## WHAT IS NEEDED
Verbatim output of all the material below is required.

:: RECORDS TO PROCESS

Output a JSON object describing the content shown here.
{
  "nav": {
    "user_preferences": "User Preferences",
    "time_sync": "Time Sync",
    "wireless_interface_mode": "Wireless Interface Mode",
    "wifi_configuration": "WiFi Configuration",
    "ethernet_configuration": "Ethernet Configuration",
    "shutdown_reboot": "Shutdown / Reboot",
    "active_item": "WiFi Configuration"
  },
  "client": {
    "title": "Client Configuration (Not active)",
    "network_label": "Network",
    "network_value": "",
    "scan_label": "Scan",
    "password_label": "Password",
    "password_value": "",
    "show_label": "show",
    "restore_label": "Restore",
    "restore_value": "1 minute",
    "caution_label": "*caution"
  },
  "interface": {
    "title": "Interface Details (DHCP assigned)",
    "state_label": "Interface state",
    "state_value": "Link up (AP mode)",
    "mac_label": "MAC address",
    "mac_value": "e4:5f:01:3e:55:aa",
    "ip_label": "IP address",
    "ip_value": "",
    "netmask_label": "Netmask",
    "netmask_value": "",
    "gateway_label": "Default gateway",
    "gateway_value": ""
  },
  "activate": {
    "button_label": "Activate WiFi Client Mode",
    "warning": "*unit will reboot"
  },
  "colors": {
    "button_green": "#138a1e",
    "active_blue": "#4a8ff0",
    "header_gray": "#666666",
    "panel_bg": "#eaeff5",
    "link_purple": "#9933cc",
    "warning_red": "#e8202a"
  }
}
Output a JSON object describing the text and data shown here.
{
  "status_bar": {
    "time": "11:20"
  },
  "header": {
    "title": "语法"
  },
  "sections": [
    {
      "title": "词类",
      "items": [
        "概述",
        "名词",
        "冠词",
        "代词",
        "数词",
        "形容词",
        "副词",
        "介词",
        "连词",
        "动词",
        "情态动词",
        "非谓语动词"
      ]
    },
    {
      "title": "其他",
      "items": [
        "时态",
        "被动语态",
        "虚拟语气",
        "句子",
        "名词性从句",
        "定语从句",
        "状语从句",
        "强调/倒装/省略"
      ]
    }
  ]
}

::::

## ANSWER
Output a JSON object describing the content shown here.
{
  "nav": {
    "user_preferences": "User Preferences",
    "time_sync": "Time Sync",
    "wireless_interface_mode": "Wireless Interface Mode",
    "wifi_configuration": "WiFi Configuration",
    "ethernet_configuration": "Ethernet Configuration",
    "shutdown_reboot": "Shutdown / Reboot",
    "active_item": "WiFi Configuration"
  },
  "client": {
    "title": "Client Configuration (Not active)",
    "network_label": "Network",
    "network_value": "",
    "scan_label": "Scan",
    "password_label": "Password",
    "password_value": "",
    "show_label": "show",
    "restore_label": "Restore",
    "restore_value": "1 minute",
    "caution_label": "*caution"
  },
  "interface": {
    "title": "Interface Details (DHCP assigned)",
    "state_label": "Interface state",
    "state_value": "Link up (AP mode)",
    "mac_label": "MAC address",
    "mac_value": "e4:5f:01:3e:55:aa",
    "ip_label": "IP address",
    "ip_value": "",
    "netmask_label": "Netmask",
    "netmask_value": "",
    "gateway_label": "Default gateway",
    "gateway_value": ""
  },
  "activate": {
    "button_label": "Activate WiFi Client Mode",
    "warning": "*unit will reboot"
  },
  "colors": {
    "button_green": "#138a1e",
    "active_blue": "#4a8ff0",
    "header_gray": "#666666",
    "panel_bg": "#eaeff5",
    "link_purple": "#9933cc",
    "warning_red": "#e8202a"
  }
}
Output a JSON object describing the text and data shown here.
{
  "status_bar": {
    "time": "11:20"
  },
  "header": {
    "title": "语法"
  },
  "sections": [
    {
      "title": "词类",
      "items": [
        "概述",
        "名词",
        "冠词",
        "代词",
        "数词",
        "形容词",
        "副词",
        "介词",
        "连词",
        "动词",
        "情态动词",
        "非谓语动词"
      ]
    },
    {
      "title": "其他",
      "items": [
        "时态",
        "被动语态",
        "虚拟语气",
        "句子",
        "名词性从句",
        "定语从句",
        "状语从句",
        "强调/倒装/省略"
      ]
    }
  ]
}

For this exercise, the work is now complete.